++++ Exercise materials
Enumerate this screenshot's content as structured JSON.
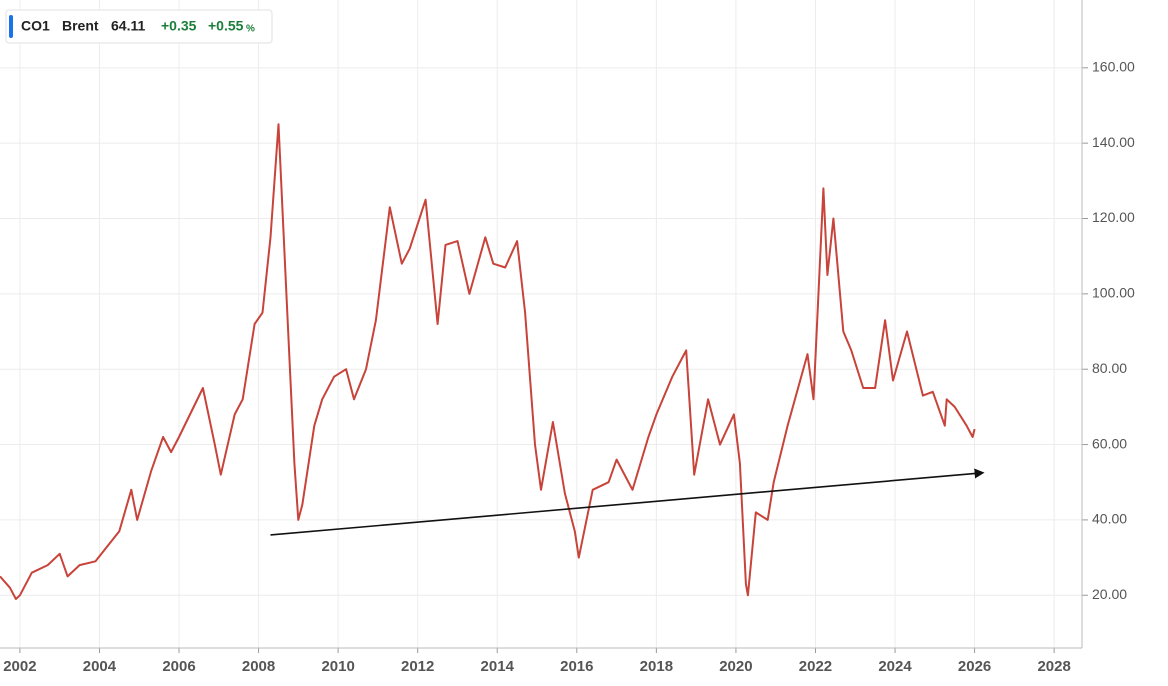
{
  "chart_data": {
    "type": "line",
    "legend": {
      "symbol": "CO1",
      "name": "Brent",
      "last": "64.11",
      "change": "+0.35",
      "change_pct": "+0.55",
      "pct_sign": "%"
    },
    "xlim": [
      2001.5,
      2028.7
    ],
    "ylim": [
      6,
      178
    ],
    "xticks": [
      2002,
      2004,
      2006,
      2008,
      2010,
      2012,
      2014,
      2016,
      2018,
      2020,
      2022,
      2024,
      2026,
      2028
    ],
    "yticks": [
      {
        "value": 20,
        "label": "20.00"
      },
      {
        "value": 40,
        "label": "40.00"
      },
      {
        "value": 60,
        "label": "60.00"
      },
      {
        "value": 80,
        "label": "80.00"
      },
      {
        "value": 100,
        "label": "100.00"
      },
      {
        "value": 120,
        "label": "120.00"
      },
      {
        "value": 140,
        "label": "140.00"
      },
      {
        "value": 160,
        "label": "160.00"
      }
    ],
    "grid": true,
    "series": [
      {
        "name": "Brent",
        "color": "#c8433a",
        "x": [
          2001.5,
          2001.75,
          2001.9,
          2002.0,
          2002.3,
          2002.7,
          2003.0,
          2003.2,
          2003.5,
          2003.9,
          2004.2,
          2004.5,
          2004.8,
          2004.95,
          2005.3,
          2005.6,
          2005.8,
          2006.0,
          2006.6,
          2006.9,
          2007.05,
          2007.4,
          2007.6,
          2007.9,
          2008.1,
          2008.3,
          2008.5,
          2008.7,
          2008.9,
          2009.0,
          2009.1,
          2009.4,
          2009.6,
          2009.9,
          2010.2,
          2010.4,
          2010.7,
          2010.95,
          2011.3,
          2011.6,
          2011.8,
          2012.2,
          2012.5,
          2012.7,
          2013.0,
          2013.3,
          2013.7,
          2013.9,
          2014.2,
          2014.5,
          2014.7,
          2014.95,
          2015.1,
          2015.4,
          2015.7,
          2015.95,
          2016.05,
          2016.4,
          2016.8,
          2017.0,
          2017.4,
          2017.8,
          2018.0,
          2018.4,
          2018.75,
          2018.95,
          2019.3,
          2019.6,
          2019.95,
          2020.1,
          2020.25,
          2020.3,
          2020.5,
          2020.8,
          2020.95,
          2021.3,
          2021.8,
          2021.95,
          2022.2,
          2022.3,
          2022.45,
          2022.7,
          2022.9,
          2023.2,
          2023.5,
          2023.75,
          2023.95,
          2024.3,
          2024.7,
          2024.95,
          2025.25,
          2025.3,
          2025.5,
          2025.8,
          2025.95,
          2026.0
        ],
        "values": [
          25,
          22,
          19,
          20,
          26,
          28,
          31,
          25,
          28,
          29,
          33,
          37,
          48,
          40,
          53,
          62,
          58,
          62,
          75,
          60,
          52,
          68,
          72,
          92,
          95,
          115,
          145,
          100,
          55,
          40,
          44,
          65,
          72,
          78,
          80,
          72,
          80,
          93,
          123,
          108,
          112,
          125,
          92,
          113,
          114,
          100,
          115,
          108,
          107,
          114,
          95,
          60,
          48,
          66,
          47,
          37,
          30,
          48,
          50,
          56,
          48,
          62,
          68,
          78,
          85,
          52,
          72,
          60,
          68,
          55,
          23,
          20,
          42,
          40,
          50,
          65,
          84,
          72,
          128,
          105,
          120,
          90,
          85,
          75,
          75,
          93,
          77,
          90,
          73,
          74,
          65,
          72,
          70,
          65,
          62,
          64.11
        ]
      }
    ],
    "trendline": {
      "x": [
        2008.3,
        2026.2
      ],
      "y": [
        36,
        52.5
      ]
    }
  }
}
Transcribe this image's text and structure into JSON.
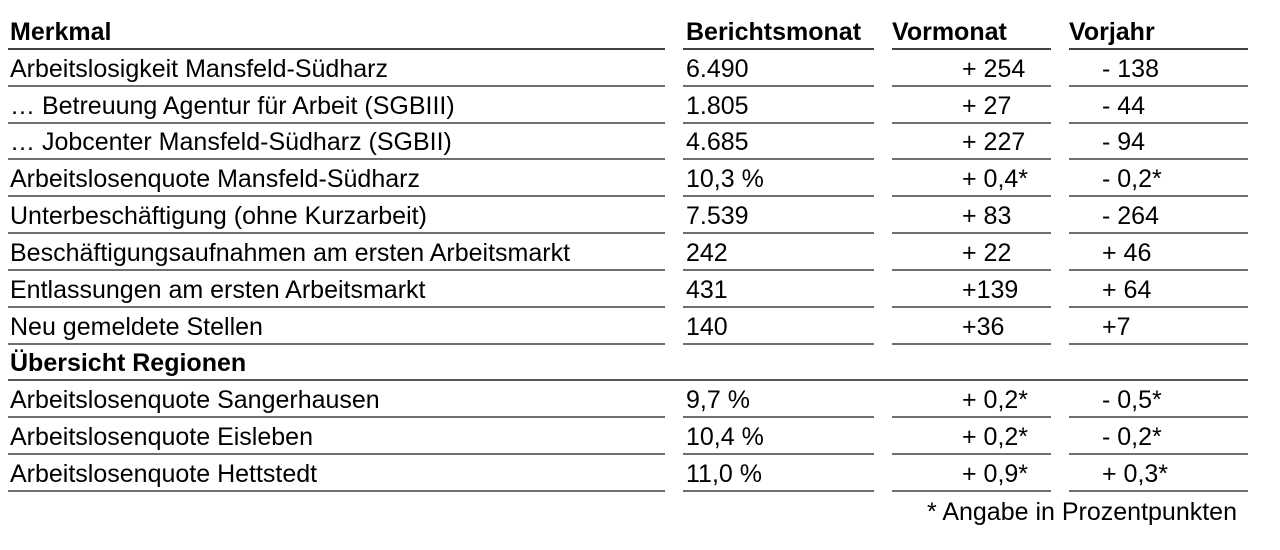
{
  "table": {
    "columns": [
      "Merkmal",
      "Berichtsmonat",
      "Vormonat",
      "Vorjahr"
    ],
    "rows": [
      {
        "merkmal": "Arbeitslosigkeit Mansfeld-Südharz",
        "berichtsmonat": "6.490",
        "vormonat": "+ 254",
        "vorjahr": "- 138"
      },
      {
        "merkmal": "… Betreuung Agentur für Arbeit (SGBIII)",
        "berichtsmonat": "1.805",
        "vormonat": "+ 27",
        "vorjahr": "- 44"
      },
      {
        "merkmal": "… Jobcenter Mansfeld-Südharz (SGBII)",
        "berichtsmonat": "4.685",
        "vormonat": "+ 227",
        "vorjahr": "- 94"
      },
      {
        "merkmal": "Arbeitslosenquote Mansfeld-Südharz",
        "berichtsmonat": "10,3 %",
        "vormonat": "+ 0,4*",
        "vorjahr": "- 0,2*"
      },
      {
        "merkmal": "Unterbeschäftigung (ohne Kurzarbeit)",
        "berichtsmonat": "7.539",
        "vormonat": "+ 83",
        "vorjahr": "- 264"
      },
      {
        "merkmal": "Beschäftigungsaufnahmen am ersten Arbeitsmarkt",
        "berichtsmonat": "242",
        "vormonat": "+ 22",
        "vorjahr": "+ 46"
      },
      {
        "merkmal": "Entlassungen am ersten Arbeitsmarkt",
        "berichtsmonat": "431",
        "vormonat": "+139",
        "vorjahr": "+ 64"
      },
      {
        "merkmal": "Neu gemeldete Stellen",
        "berichtsmonat": "140",
        "vormonat": "+36",
        "vorjahr": "+7"
      }
    ],
    "section_header": "Übersicht Regionen",
    "region_rows": [
      {
        "merkmal": "Arbeitslosenquote Sangerhausen",
        "berichtsmonat": "9,7 %",
        "vormonat": "+ 0,2*",
        "vorjahr": "- 0,5*"
      },
      {
        "merkmal": "Arbeitslosenquote Eisleben",
        "berichtsmonat": "10,4 %",
        "vormonat": "+ 0,2*",
        "vorjahr": "- 0,2*"
      },
      {
        "merkmal": "Arbeitslosenquote Hettstedt",
        "berichtsmonat": "11,0 %",
        "vormonat": "+ 0,9*",
        "vorjahr": "+ 0,3*"
      }
    ],
    "footnote": "* Angabe in Prozentpunkten"
  }
}
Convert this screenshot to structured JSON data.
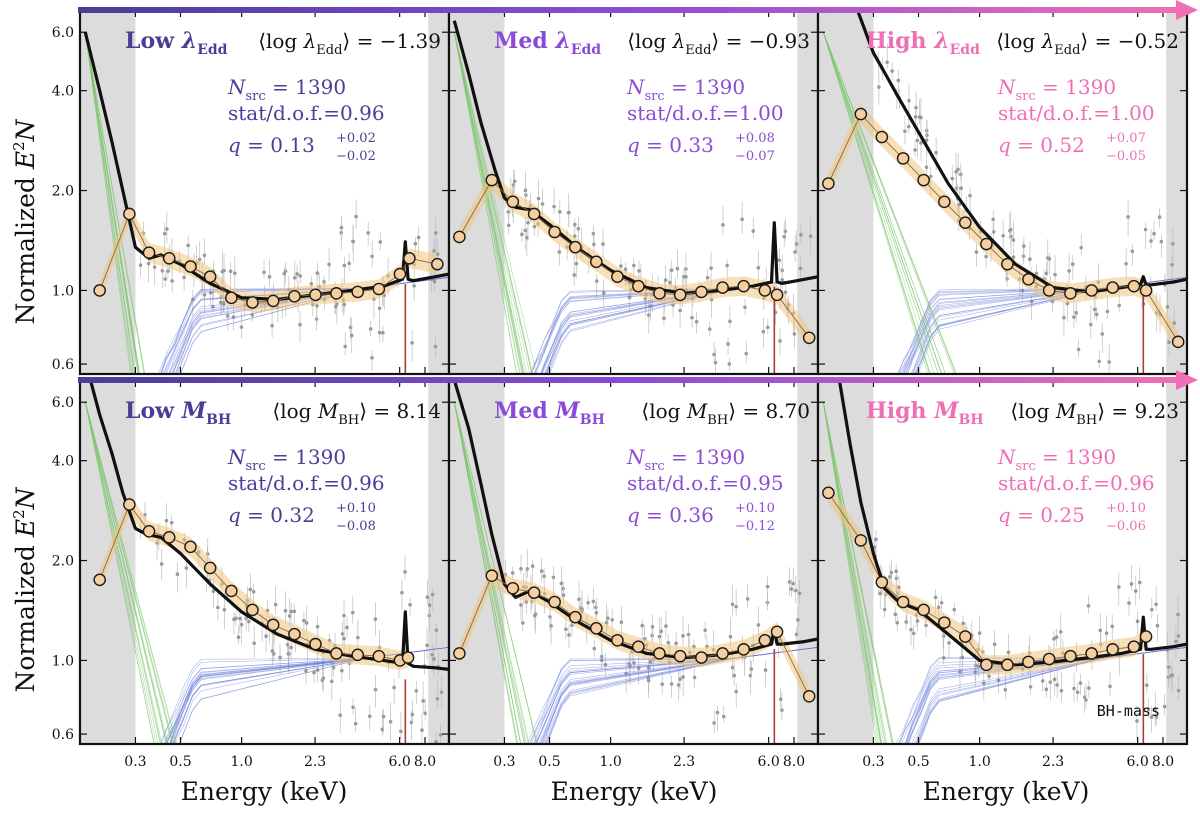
{
  "figure": {
    "ylabel_prefix": "Normalized ",
    "ylabel_E": "E",
    "ylabel_exp": "2",
    "ylabel_N": "N",
    "xlabel": "Energy (keV)",
    "xticks": [
      0.3,
      0.5,
      1.0,
      2.3,
      6.0,
      8.0
    ],
    "xtick_labels": [
      "0.3",
      "0.5",
      "1.0",
      "2.3",
      "6.0",
      "8.0"
    ],
    "yticks": [
      0.6,
      1.0,
      2.0,
      4.0,
      6.0
    ],
    "ytick_labels": [
      "0.6",
      "1.0",
      "2.0",
      "4.0",
      "6.0"
    ],
    "xlim": [
      0.16,
      10.5
    ],
    "ylim": [
      0.56,
      7.0
    ],
    "shaded_low": [
      0.16,
      0.3
    ],
    "shaded_high": [
      8.3,
      10.5
    ],
    "corner_tag": "BH-mass",
    "colors": {
      "low": "#4b3d96",
      "med": "#8a4cd6",
      "high": "#ef6fb5",
      "stack_point": "#f5cfa0",
      "stack_band": "#f0c47c",
      "model": "#111111",
      "powerlaw": "#6a7bd8",
      "soft": "#7cc76a",
      "line": "#b03a2e"
    }
  },
  "chart_data": [
    {
      "type": "line",
      "row": 0,
      "col": 0,
      "color_key": "low",
      "title_prefix": "Low ",
      "title_sym": "λ",
      "title_sub": "Edd",
      "mean_prefix": "⟨log ",
      "mean_sym": "λ",
      "mean_sub": "Edd",
      "mean_suffix": "⟩ = −1.39",
      "nsrc_sym": "N",
      "nsrc_sub": "src",
      "nsrc_val": " = 1390",
      "stat": "stat/d.o.f.=0.96",
      "q_text": "q = 0.13",
      "q_up": "+0.02",
      "q_lo": "−0.02",
      "series": [
        {
          "name": "stacked",
          "x": [
            0.2,
            0.28,
            0.35,
            0.44,
            0.56,
            0.7,
            0.89,
            1.13,
            1.43,
            1.82,
            2.31,
            2.93,
            3.73,
            4.74,
            6.02,
            6.7,
            9.2
          ],
          "y": [
            1.0,
            1.7,
            1.3,
            1.25,
            1.18,
            1.1,
            0.95,
            0.92,
            0.93,
            0.96,
            0.97,
            0.98,
            0.99,
            1.01,
            1.12,
            1.25,
            1.2
          ]
        },
        {
          "name": "model",
          "x": [
            0.17,
            0.2,
            0.23,
            0.26,
            0.3,
            0.35,
            0.4,
            0.5,
            0.7,
            1.0,
            1.5,
            2.3,
            3.5,
            5.0,
            6.2,
            6.4,
            6.6,
            7.0,
            9.0,
            10.5
          ],
          "y": [
            6.0,
            4.0,
            2.8,
            2.0,
            1.35,
            1.25,
            1.28,
            1.2,
            1.05,
            0.95,
            0.94,
            0.97,
            1.0,
            1.03,
            1.08,
            1.4,
            1.08,
            1.07,
            1.1,
            1.12
          ]
        }
      ]
    },
    {
      "type": "line",
      "row": 0,
      "col": 1,
      "color_key": "med",
      "title_prefix": "Med ",
      "title_sym": "λ",
      "title_sub": "Edd",
      "mean_prefix": "⟨log ",
      "mean_sym": "λ",
      "mean_sub": "Edd",
      "mean_suffix": "⟩ = −0.93",
      "nsrc_sym": "N",
      "nsrc_sub": "src",
      "nsrc_val": " = 1390",
      "stat": "stat/d.o.f.=1.00",
      "q_text": "q = 0.33",
      "q_up": "+0.08",
      "q_lo": "−0.07",
      "series": [
        {
          "name": "stacked",
          "x": [
            0.18,
            0.26,
            0.33,
            0.42,
            0.53,
            0.67,
            0.85,
            1.08,
            1.37,
            1.74,
            2.2,
            2.8,
            3.56,
            4.52,
            5.75,
            6.6,
            9.5
          ],
          "y": [
            1.45,
            2.15,
            1.85,
            1.7,
            1.5,
            1.35,
            1.22,
            1.1,
            1.03,
            0.98,
            0.97,
            0.99,
            1.02,
            1.03,
            1.0,
            0.97,
            0.72
          ]
        },
        {
          "name": "model",
          "x": [
            0.17,
            0.2,
            0.23,
            0.27,
            0.3,
            0.34,
            0.4,
            0.5,
            0.7,
            1.0,
            1.5,
            2.3,
            3.5,
            5.0,
            6.2,
            6.4,
            6.6,
            7.0,
            9.0,
            10.5
          ],
          "y": [
            6.5,
            4.5,
            3.2,
            2.3,
            1.9,
            1.78,
            1.75,
            1.58,
            1.33,
            1.15,
            1.02,
            0.98,
            1.0,
            1.03,
            1.06,
            1.6,
            1.06,
            1.05,
            1.08,
            1.1
          ]
        }
      ]
    },
    {
      "type": "line",
      "row": 0,
      "col": 2,
      "color_key": "high",
      "title_prefix": "High ",
      "title_sym": "λ",
      "title_sub": "Edd",
      "mean_prefix": "⟨log ",
      "mean_sym": "λ",
      "mean_sub": "Edd",
      "mean_suffix": "⟩ = −0.52",
      "nsrc_sym": "N",
      "nsrc_sub": "src",
      "nsrc_val": " = 1390",
      "stat": "stat/d.o.f.=1.00",
      "q_text": "q = 0.52",
      "q_up": "+0.07",
      "q_lo": "−0.05",
      "series": [
        {
          "name": "stacked",
          "x": [
            0.18,
            0.26,
            0.33,
            0.42,
            0.53,
            0.67,
            0.85,
            1.08,
            1.37,
            1.74,
            2.2,
            2.8,
            3.56,
            4.52,
            5.75,
            6.6,
            9.5
          ],
          "y": [
            2.1,
            3.4,
            2.9,
            2.5,
            2.15,
            1.85,
            1.6,
            1.38,
            1.2,
            1.08,
            1.0,
            0.98,
            1.0,
            1.02,
            1.03,
            1.0,
            0.7
          ]
        },
        {
          "name": "model",
          "x": [
            0.2,
            0.25,
            0.3,
            0.35,
            0.4,
            0.5,
            0.7,
            1.0,
            1.5,
            2.3,
            3.5,
            5.0,
            6.2,
            6.4,
            6.6,
            7.0,
            9.0,
            10.5
          ],
          "y": [
            10.0,
            7.0,
            5.2,
            4.4,
            3.8,
            3.0,
            2.1,
            1.55,
            1.2,
            1.02,
            0.99,
            1.02,
            1.04,
            1.1,
            1.04,
            1.04,
            1.06,
            1.08
          ]
        }
      ]
    },
    {
      "type": "line",
      "row": 1,
      "col": 0,
      "color_key": "low",
      "title_prefix": "Low ",
      "title_sym": "M",
      "title_sub": "BH",
      "mean_prefix": "⟨log ",
      "mean_sym": "M",
      "mean_sub": "BH",
      "mean_suffix": "⟩ = 8.14",
      "nsrc_sym": "N",
      "nsrc_sub": "src",
      "nsrc_val": " = 1390",
      "stat": "stat/d.o.f.=0.96",
      "q_text": "q = 0.32",
      "q_up": "+0.10",
      "q_lo": "−0.08",
      "series": [
        {
          "name": "stacked",
          "x": [
            0.2,
            0.28,
            0.35,
            0.44,
            0.56,
            0.7,
            0.89,
            1.13,
            1.43,
            1.82,
            2.31,
            2.93,
            3.73,
            4.74,
            6.02,
            6.6
          ],
          "y": [
            1.75,
            2.95,
            2.45,
            2.35,
            2.2,
            1.9,
            1.62,
            1.42,
            1.28,
            1.2,
            1.12,
            1.05,
            1.04,
            1.03,
            1.0,
            1.02
          ]
        },
        {
          "name": "model",
          "x": [
            0.17,
            0.2,
            0.23,
            0.26,
            0.3,
            0.34,
            0.4,
            0.5,
            0.7,
            1.0,
            1.5,
            2.3,
            3.5,
            5.0,
            6.2,
            6.4,
            6.6,
            7.0,
            9.0,
            10.5
          ],
          "y": [
            8.0,
            5.5,
            4.2,
            3.2,
            2.5,
            2.4,
            2.35,
            2.1,
            1.7,
            1.4,
            1.2,
            1.08,
            1.03,
            1.0,
            0.98,
            1.4,
            0.98,
            0.96,
            0.95,
            0.94
          ]
        }
      ]
    },
    {
      "type": "line",
      "row": 1,
      "col": 1,
      "color_key": "med",
      "title_prefix": "Med ",
      "title_sym": "M",
      "title_sub": "BH",
      "mean_prefix": "⟨log ",
      "mean_sym": "M",
      "mean_sub": "BH",
      "mean_suffix": "⟩ = 8.70",
      "nsrc_sym": "N",
      "nsrc_sub": "src",
      "nsrc_val": " = 1390",
      "stat": "stat/d.o.f.=0.95",
      "q_text": "q = 0.36",
      "q_up": "+0.10",
      "q_lo": "−0.12",
      "series": [
        {
          "name": "stacked",
          "x": [
            0.18,
            0.26,
            0.33,
            0.42,
            0.53,
            0.67,
            0.85,
            1.08,
            1.37,
            1.74,
            2.2,
            2.8,
            3.56,
            4.52,
            5.75,
            6.6,
            9.5
          ],
          "y": [
            1.05,
            1.8,
            1.65,
            1.6,
            1.5,
            1.35,
            1.25,
            1.15,
            1.1,
            1.05,
            1.03,
            1.02,
            1.05,
            1.08,
            1.15,
            1.22,
            0.78
          ]
        },
        {
          "name": "model",
          "x": [
            0.17,
            0.2,
            0.23,
            0.26,
            0.3,
            0.34,
            0.4,
            0.5,
            0.7,
            1.0,
            1.5,
            2.3,
            3.5,
            5.0,
            6.2,
            6.4,
            6.6,
            7.0,
            9.0,
            10.5
          ],
          "y": [
            7.0,
            5.0,
            3.4,
            2.4,
            1.7,
            1.55,
            1.62,
            1.5,
            1.3,
            1.15,
            1.05,
            1.02,
            1.04,
            1.08,
            1.12,
            1.25,
            1.12,
            1.12,
            1.14,
            1.16
          ]
        }
      ]
    },
    {
      "type": "line",
      "row": 1,
      "col": 2,
      "color_key": "high",
      "title_prefix": "High ",
      "title_sym": "M",
      "title_sub": "BH",
      "mean_prefix": "⟨log ",
      "mean_sym": "M",
      "mean_sub": "BH",
      "mean_suffix": "⟩ = 9.23",
      "nsrc_sym": "N",
      "nsrc_sub": "src",
      "nsrc_val": " = 1390",
      "stat": "stat/d.o.f.=0.96",
      "q_text": "q = 0.25",
      "q_up": "+0.10",
      "q_lo": "−0.06",
      "series": [
        {
          "name": "stacked",
          "x": [
            0.18,
            0.26,
            0.33,
            0.42,
            0.53,
            0.67,
            0.85,
            1.08,
            1.37,
            1.74,
            2.2,
            2.8,
            3.56,
            4.52,
            5.75,
            6.6
          ],
          "y": [
            3.2,
            2.3,
            1.72,
            1.5,
            1.42,
            1.3,
            1.18,
            0.97,
            0.97,
            0.99,
            1.01,
            1.03,
            1.05,
            1.08,
            1.1,
            1.18
          ]
        },
        {
          "name": "model",
          "x": [
            0.17,
            0.2,
            0.23,
            0.26,
            0.3,
            0.34,
            0.4,
            0.5,
            0.7,
            1.0,
            1.5,
            2.3,
            3.5,
            5.0,
            6.2,
            6.4,
            6.6,
            7.0,
            9.0,
            10.5
          ],
          "y": [
            10.0,
            7.5,
            4.5,
            3.0,
            2.1,
            1.65,
            1.5,
            1.42,
            1.2,
            1.0,
            0.97,
            0.99,
            1.02,
            1.05,
            1.08,
            1.35,
            1.08,
            1.08,
            1.1,
            1.12
          ]
        }
      ]
    }
  ]
}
++++++++
• **Task to complete**
Find each line in the records holding the string "this" and show it.

• **Correct output**
Enumerate this screenshot's content as structured JSON.
Transcribe this image's text and structure into JSON.
Convert this screenshot to structured JSON data.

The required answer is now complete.